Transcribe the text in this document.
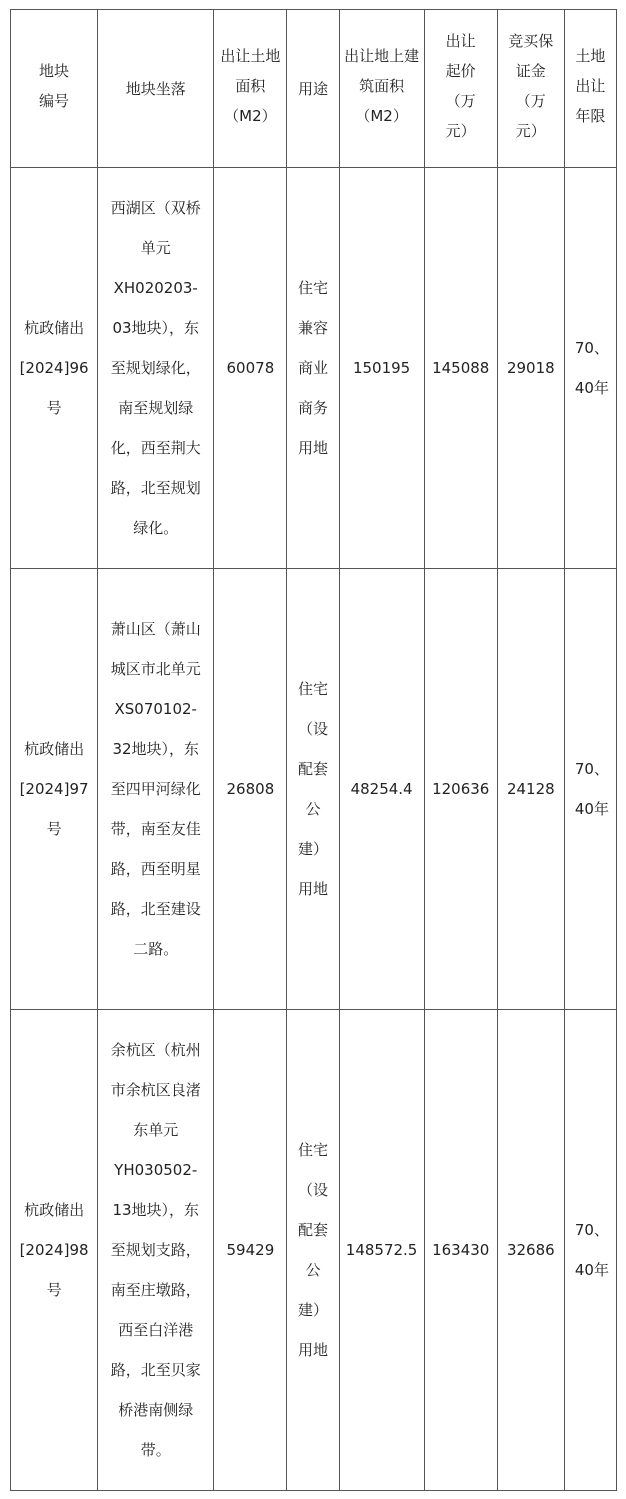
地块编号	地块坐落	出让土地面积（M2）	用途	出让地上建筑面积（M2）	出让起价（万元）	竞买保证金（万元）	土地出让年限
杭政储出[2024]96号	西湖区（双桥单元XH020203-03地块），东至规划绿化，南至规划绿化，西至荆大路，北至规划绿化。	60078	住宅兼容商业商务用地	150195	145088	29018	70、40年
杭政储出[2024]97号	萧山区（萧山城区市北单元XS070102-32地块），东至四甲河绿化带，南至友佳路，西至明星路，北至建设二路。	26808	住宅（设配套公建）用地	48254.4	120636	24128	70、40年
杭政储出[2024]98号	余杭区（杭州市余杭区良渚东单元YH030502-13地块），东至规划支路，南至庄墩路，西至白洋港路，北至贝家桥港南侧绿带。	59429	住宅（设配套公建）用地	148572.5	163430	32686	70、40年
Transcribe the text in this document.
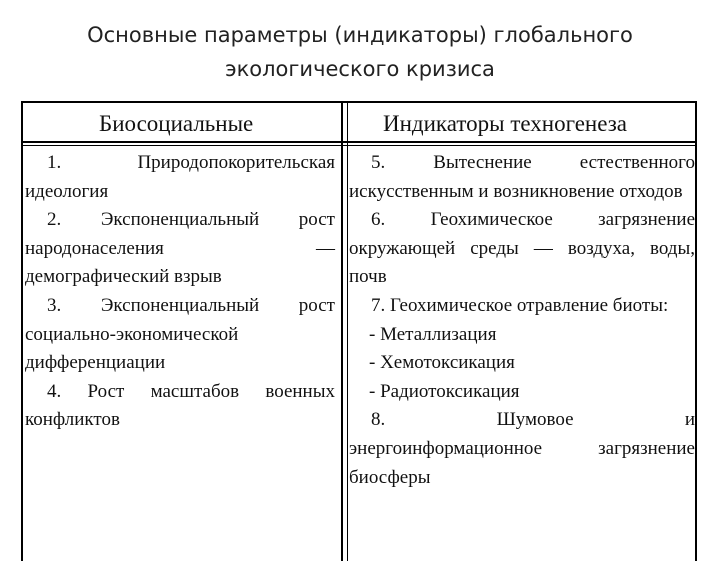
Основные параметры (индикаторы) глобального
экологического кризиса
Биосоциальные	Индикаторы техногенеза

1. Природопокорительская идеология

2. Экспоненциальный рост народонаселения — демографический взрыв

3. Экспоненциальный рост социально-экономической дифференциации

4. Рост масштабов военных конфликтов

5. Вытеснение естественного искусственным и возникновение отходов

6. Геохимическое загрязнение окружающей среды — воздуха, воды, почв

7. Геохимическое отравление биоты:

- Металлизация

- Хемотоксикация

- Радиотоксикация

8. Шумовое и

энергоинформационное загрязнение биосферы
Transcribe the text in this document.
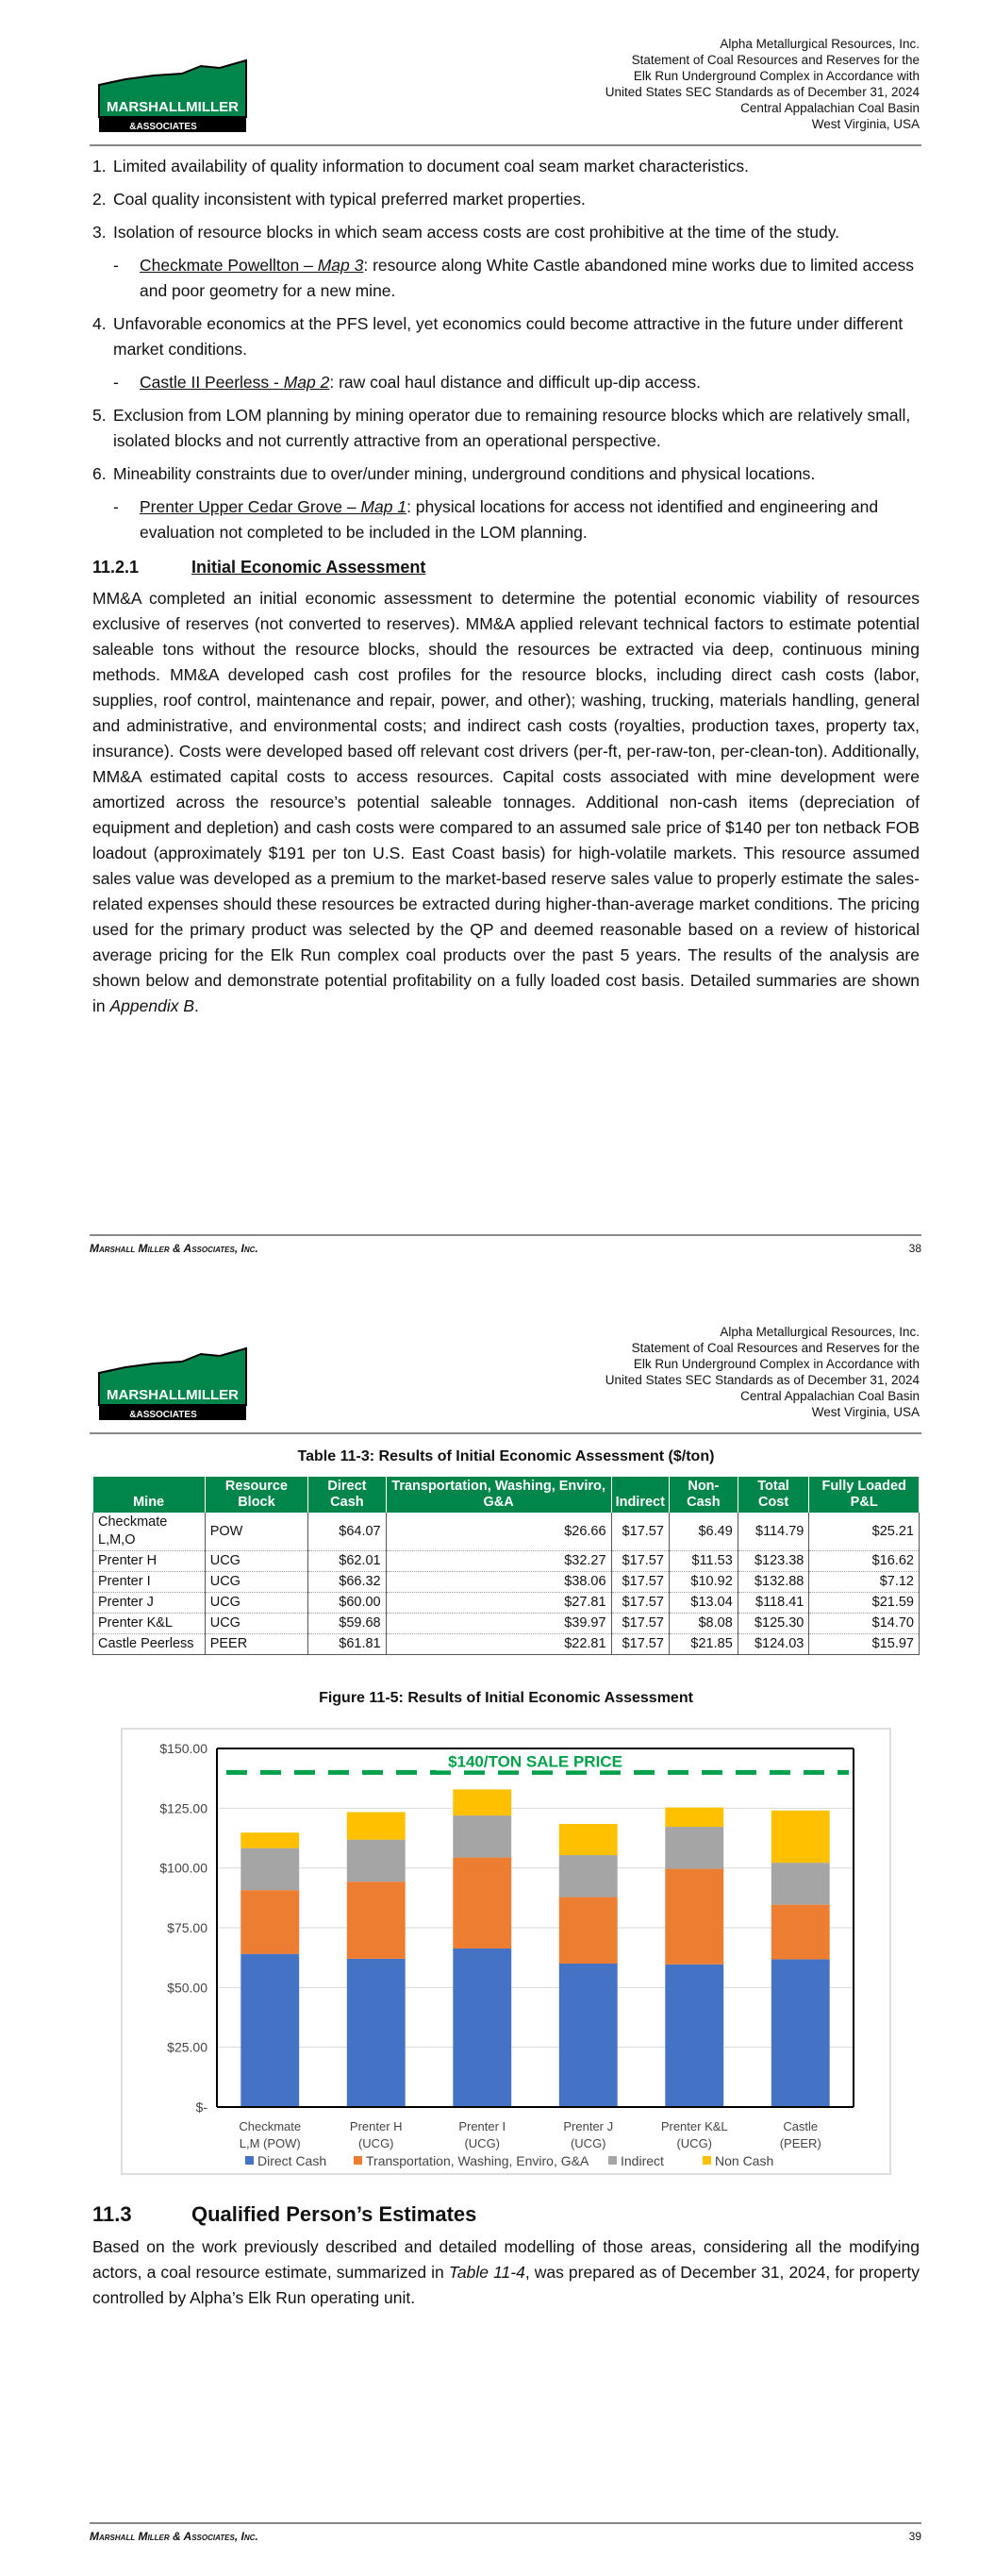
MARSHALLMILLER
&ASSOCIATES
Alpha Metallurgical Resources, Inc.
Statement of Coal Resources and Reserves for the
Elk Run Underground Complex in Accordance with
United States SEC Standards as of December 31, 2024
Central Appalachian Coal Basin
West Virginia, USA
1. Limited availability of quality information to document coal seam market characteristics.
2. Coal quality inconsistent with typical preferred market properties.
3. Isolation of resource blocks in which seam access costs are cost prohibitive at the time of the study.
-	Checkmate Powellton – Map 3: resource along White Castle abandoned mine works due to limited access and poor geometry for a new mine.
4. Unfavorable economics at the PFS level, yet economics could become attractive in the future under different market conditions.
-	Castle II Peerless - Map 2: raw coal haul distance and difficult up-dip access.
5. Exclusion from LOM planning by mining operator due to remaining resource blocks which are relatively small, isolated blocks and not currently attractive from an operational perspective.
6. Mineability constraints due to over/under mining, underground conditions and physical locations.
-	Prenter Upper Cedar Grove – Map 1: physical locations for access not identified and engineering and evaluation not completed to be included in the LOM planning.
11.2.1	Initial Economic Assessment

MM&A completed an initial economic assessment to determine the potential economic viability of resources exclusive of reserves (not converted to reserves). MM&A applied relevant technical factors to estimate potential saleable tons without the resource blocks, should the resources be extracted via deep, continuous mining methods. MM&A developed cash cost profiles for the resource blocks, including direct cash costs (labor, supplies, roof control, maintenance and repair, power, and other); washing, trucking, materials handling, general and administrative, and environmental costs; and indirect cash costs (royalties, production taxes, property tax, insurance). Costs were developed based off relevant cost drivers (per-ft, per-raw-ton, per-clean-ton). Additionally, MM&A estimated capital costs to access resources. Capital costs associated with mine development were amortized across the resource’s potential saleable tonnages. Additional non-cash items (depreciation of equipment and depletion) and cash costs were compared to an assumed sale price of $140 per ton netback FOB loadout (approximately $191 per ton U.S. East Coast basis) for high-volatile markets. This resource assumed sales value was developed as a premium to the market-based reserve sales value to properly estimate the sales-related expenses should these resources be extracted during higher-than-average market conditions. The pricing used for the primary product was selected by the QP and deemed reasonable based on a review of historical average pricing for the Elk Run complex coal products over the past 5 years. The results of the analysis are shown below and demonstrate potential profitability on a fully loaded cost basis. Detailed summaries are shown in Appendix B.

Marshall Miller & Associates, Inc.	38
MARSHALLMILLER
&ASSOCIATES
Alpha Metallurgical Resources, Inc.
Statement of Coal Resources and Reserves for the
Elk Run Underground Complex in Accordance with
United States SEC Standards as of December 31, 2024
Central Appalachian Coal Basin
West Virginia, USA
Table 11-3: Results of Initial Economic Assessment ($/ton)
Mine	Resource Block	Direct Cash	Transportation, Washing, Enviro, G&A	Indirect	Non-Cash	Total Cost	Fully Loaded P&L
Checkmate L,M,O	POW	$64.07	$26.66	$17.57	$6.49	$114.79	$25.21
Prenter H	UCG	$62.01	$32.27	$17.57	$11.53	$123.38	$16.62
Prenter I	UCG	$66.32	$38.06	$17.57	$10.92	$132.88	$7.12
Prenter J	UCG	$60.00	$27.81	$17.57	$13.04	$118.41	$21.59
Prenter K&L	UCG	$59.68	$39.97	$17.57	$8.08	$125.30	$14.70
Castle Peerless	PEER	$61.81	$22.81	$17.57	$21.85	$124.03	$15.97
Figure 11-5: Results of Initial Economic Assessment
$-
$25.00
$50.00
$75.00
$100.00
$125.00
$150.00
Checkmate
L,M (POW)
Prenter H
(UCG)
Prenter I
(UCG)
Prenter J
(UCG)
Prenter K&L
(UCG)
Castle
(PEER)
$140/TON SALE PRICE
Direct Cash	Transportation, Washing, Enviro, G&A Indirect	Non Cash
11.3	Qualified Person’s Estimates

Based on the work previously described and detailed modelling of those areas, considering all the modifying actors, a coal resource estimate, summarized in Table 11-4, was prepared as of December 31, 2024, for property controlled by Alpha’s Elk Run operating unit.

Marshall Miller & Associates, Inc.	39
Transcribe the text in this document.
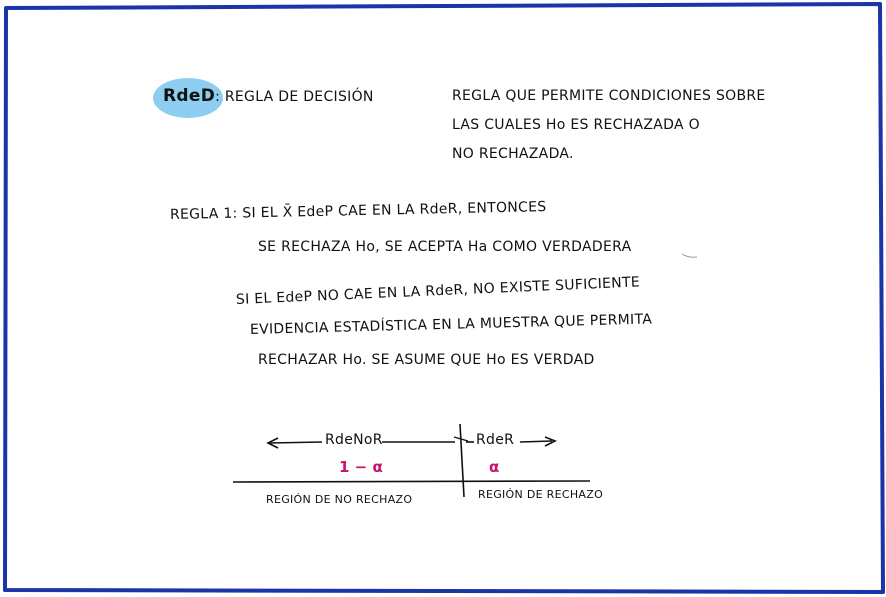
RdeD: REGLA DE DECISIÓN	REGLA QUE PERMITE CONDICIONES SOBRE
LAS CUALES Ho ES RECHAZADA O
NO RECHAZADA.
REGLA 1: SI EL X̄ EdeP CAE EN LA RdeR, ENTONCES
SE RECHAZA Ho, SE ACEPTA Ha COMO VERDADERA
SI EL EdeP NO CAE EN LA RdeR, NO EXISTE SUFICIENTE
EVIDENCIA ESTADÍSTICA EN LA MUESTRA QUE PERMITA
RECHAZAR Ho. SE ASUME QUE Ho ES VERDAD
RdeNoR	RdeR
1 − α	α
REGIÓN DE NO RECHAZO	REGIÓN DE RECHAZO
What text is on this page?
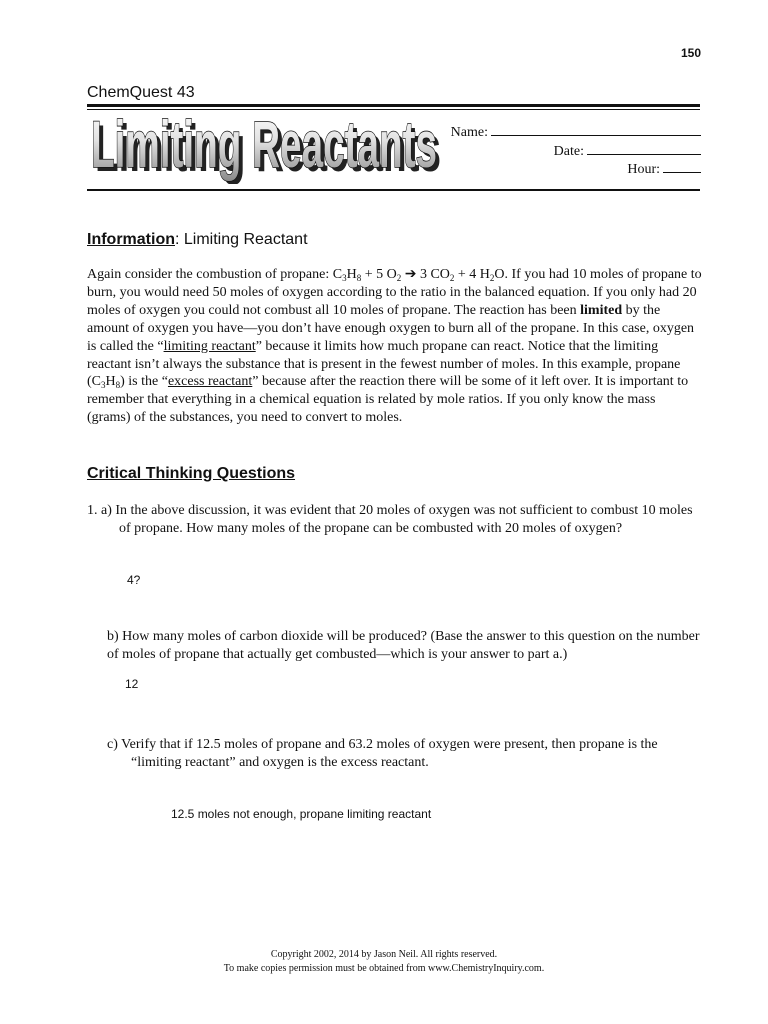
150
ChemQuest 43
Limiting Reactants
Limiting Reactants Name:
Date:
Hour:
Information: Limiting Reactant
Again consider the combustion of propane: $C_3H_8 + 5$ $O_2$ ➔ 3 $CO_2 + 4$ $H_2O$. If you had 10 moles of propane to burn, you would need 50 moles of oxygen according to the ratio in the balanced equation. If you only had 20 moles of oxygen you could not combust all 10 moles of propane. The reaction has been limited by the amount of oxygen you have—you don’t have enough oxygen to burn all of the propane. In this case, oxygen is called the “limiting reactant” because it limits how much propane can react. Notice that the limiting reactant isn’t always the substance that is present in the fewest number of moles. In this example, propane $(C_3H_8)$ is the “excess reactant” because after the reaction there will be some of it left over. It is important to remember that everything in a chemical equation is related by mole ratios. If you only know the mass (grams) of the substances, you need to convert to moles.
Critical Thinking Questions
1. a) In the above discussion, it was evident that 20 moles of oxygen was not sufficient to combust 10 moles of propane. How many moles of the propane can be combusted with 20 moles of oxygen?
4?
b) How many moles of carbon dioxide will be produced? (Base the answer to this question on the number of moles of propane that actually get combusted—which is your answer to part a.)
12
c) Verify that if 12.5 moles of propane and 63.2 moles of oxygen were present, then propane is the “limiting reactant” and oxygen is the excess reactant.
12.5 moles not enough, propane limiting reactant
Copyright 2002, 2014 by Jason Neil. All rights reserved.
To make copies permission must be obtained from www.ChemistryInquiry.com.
= = = =
TASK STATEMENT: Every line above should be returned word for word, with the pictures left behind.

TASK OUTPUT:
Transcribe the text in this document.
地块编号	地块坐落	出让土地面积（M2）	用途	出让地上建筑面积（M2）	出让起价（万元）	竞买保证金（万元）	土地出让年限
杭政储出[2024]96号	西湖区（双桥单元XH020203-03地块），东至规划绿化，南至规划绿化，西至荆大路，北至规划绿化。	60078	住宅兼容商业商务用地	150195	145088	29018	70、40年
杭政储出[2024]97号	萧山区（萧山城区市北单元XS070102-32地块），东至四甲河绿化带，南至友佳路，西至明星路，北至建设二路。	26808	住宅（设配套公建）用地	48254.4	120636	24128	70、40年
杭政储出[2024]98号	余杭区（杭州市余杭区良渚东单元YH030502-13地块），东至规划支路，南至庄墩路，西至白洋港路，北至贝家桥港南侧绿带。	59429	住宅（设配套公建）用地	148572.5	163430	32686	70、40年
Transcribe the text in this document.
Основные параметры (индикаторы) глобального
экологического кризиса
Биосоциальные	Индикаторы техногенеза

1. Природопокорительская идеология

2. Экспоненциальный рост народонаселения — демографический взрыв

3. Экспоненциальный рост социально-экономической дифференциации

4. Рост масштабов военных конфликтов

5. Вытеснение естественного искусственным и возникновение отходов

6. Геохимическое загрязнение окружающей среды — воздуха, воды, почв

7. Геохимическое отравление биоты:

- Металлизация

- Хемотоксикация

- Радиотоксикация

8. Шумовое и

энергоинформационное загрязнение биосферы
Transcribe the text in this document.
MARSHALLMILLER
&ASSOCIATES
Alpha Metallurgical Resources, Inc.
Statement of Coal Resources and Reserves for the
Elk Run Underground Complex in Accordance with
United States SEC Standards as of December 31, 2024
Central Appalachian Coal Basin
West Virginia, USA
1. Limited availability of quality information to document coal seam market characteristics.
2. Coal quality inconsistent with typical preferred market properties.
3. Isolation of resource blocks in which seam access costs are cost prohibitive at the time of the study.
-	Checkmate Powellton – Map 3: resource along White Castle abandoned mine works due to limited access and poor geometry for a new mine.
4. Unfavorable economics at the PFS level, yet economics could become attractive in the future under different market conditions.
-	Castle II Peerless - Map 2: raw coal haul distance and difficult up-dip access.
5. Exclusion from LOM planning by mining operator due to remaining resource blocks which are relatively small, isolated blocks and not currently attractive from an operational perspective.
6. Mineability constraints due to over/under mining, underground conditions and physical locations.
-	Prenter Upper Cedar Grove – Map 1: physical locations for access not identified and engineering and evaluation not completed to be included in the LOM planning.
11.2.1	Initial Economic Assessment

MM&A completed an initial economic assessment to determine the potential economic viability of resources exclusive of reserves (not converted to reserves). MM&A applied relevant technical factors to estimate potential saleable tons without the resource blocks, should the resources be extracted via deep, continuous mining methods. MM&A developed cash cost profiles for the resource blocks, including direct cash costs (labor, supplies, roof control, maintenance and repair, power, and other); washing, trucking, materials handling, general and administrative, and environmental costs; and indirect cash costs (royalties, production taxes, property tax, insurance). Costs were developed based off relevant cost drivers (per-ft, per-raw-ton, per-clean-ton). Additionally, MM&A estimated capital costs to access resources. Capital costs associated with mine development were amortized across the resource’s potential saleable tonnages. Additional non-cash items (depreciation of equipment and depletion) and cash costs were compared to an assumed sale price of $140 per ton netback FOB loadout (approximately $191 per ton U.S. East Coast basis) for high-volatile markets. This resource assumed sales value was developed as a premium to the market-based reserve sales value to properly estimate the sales-related expenses should these resources be extracted during higher-than-average market conditions. The pricing used for the primary product was selected by the QP and deemed reasonable based on a review of historical average pricing for the Elk Run complex coal products over the past 5 years. The results of the analysis are shown below and demonstrate potential profitability on a fully loaded cost basis. Detailed summaries are shown in Appendix B.

Marshall Miller & Associates, Inc.	38
MARSHALLMILLER
&ASSOCIATES
Alpha Metallurgical Resources, Inc.
Statement of Coal Resources and Reserves for the
Elk Run Underground Complex in Accordance with
United States SEC Standards as of December 31, 2024
Central Appalachian Coal Basin
West Virginia, USA
Table 11-3: Results of Initial Economic Assessment ($/ton)
Mine	Resource Block	Direct Cash	Transportation, Washing, Enviro, G&A	Indirect	Non-Cash	Total Cost	Fully Loaded P&L
Checkmate L,M,O	POW	$64.07	$26.66	$17.57	$6.49	$114.79	$25.21
Prenter H	UCG	$62.01	$32.27	$17.57	$11.53	$123.38	$16.62
Prenter I	UCG	$66.32	$38.06	$17.57	$10.92	$132.88	$7.12
Prenter J	UCG	$60.00	$27.81	$17.57	$13.04	$118.41	$21.59
Prenter K&L	UCG	$59.68	$39.97	$17.57	$8.08	$125.30	$14.70
Castle Peerless	PEER	$61.81	$22.81	$17.57	$21.85	$124.03	$15.97
Figure 11-5: Results of Initial Economic Assessment
$-
$25.00
$50.00
$75.00
$100.00
$125.00
$150.00
Checkmate
L,M (POW)
Prenter H
(UCG)
Prenter I
(UCG)
Prenter J
(UCG)
Prenter K&L
(UCG)
Castle
(PEER)
$140/TON SALE PRICE
Direct Cash	Transportation, Washing, Enviro, G&A Indirect	Non Cash
11.3	Qualified Person’s Estimates

Based on the work previously described and detailed modelling of those areas, considering all the modifying actors, a coal resource estimate, summarized in Table 11-4, was prepared as of December 31, 2024, for property controlled by Alpha’s Elk Run operating unit.

Marshall Miller & Associates, Inc.	39
Transcribe the text in this document.
RdeD: REGLA DE DECISIÓN	REGLA QUE PERMITE CONDICIONES SOBRE
LAS CUALES Ho ES RECHAZADA O
NO RECHAZADA.
REGLA 1: SI EL X̄ EdeP CAE EN LA RdeR, ENTONCES
SE RECHAZA Ho, SE ACEPTA Ha COMO VERDADERA
SI EL EdeP NO CAE EN LA RdeR, NO EXISTE SUFICIENTE
EVIDENCIA ESTADÍSTICA EN LA MUESTRA QUE PERMITA
RECHAZAR Ho. SE ASUME QUE Ho ES VERDAD
RdeNoR	RdeR
1 − α	α
REGIÓN DE NO RECHAZO	REGIÓN DE RECHAZO
What text is on this page?
150
ChemQuest 43
Limiting Reactants
Limiting Reactants Name:
Date:
Hour:
Information: Limiting Reactant
Again consider the combustion of propane: $C_3H_8 + 5$ $O_2$ ➔ 3 $CO_2 + 4$ $H_2O$. If you had 10 moles of propane to burn, you would need 50 moles of oxygen according to the ratio in the balanced equation. If you only had 20 moles of oxygen you could not combust all 10 moles of propane. The reaction has been limited by the amount of oxygen you have—you don’t have enough oxygen to burn all of the propane. In this case, oxygen is called the “limiting reactant” because it limits how much propane can react. Notice that the limiting reactant isn’t always the substance that is present in the fewest number of moles. In this example, propane $(C_3H_8)$ is the “excess reactant” because after the reaction there will be some of it left over. It is important to remember that everything in a chemical equation is related by mole ratios. If you only know the mass (grams) of the substances, you need to convert to moles.
Critical Thinking Questions
1. a) In the above discussion, it was evident that 20 moles of oxygen was not sufficient to combust 10 moles of propane. How many moles of the propane can be combusted with 20 moles of oxygen?
4?
b) How many moles of carbon dioxide will be produced? (Base the answer to this question on the number of moles of propane that actually get combusted—which is your answer to part a.)
12
c) Verify that if 12.5 moles of propane and 63.2 moles of oxygen were present, then propane is the “limiting reactant” and oxygen is the excess reactant.
12.5 moles not enough, propane limiting reactant
Copyright 2002, 2014 by Jason Neil. All rights reserved.
To make copies permission must be obtained from www.ChemistryInquiry.com.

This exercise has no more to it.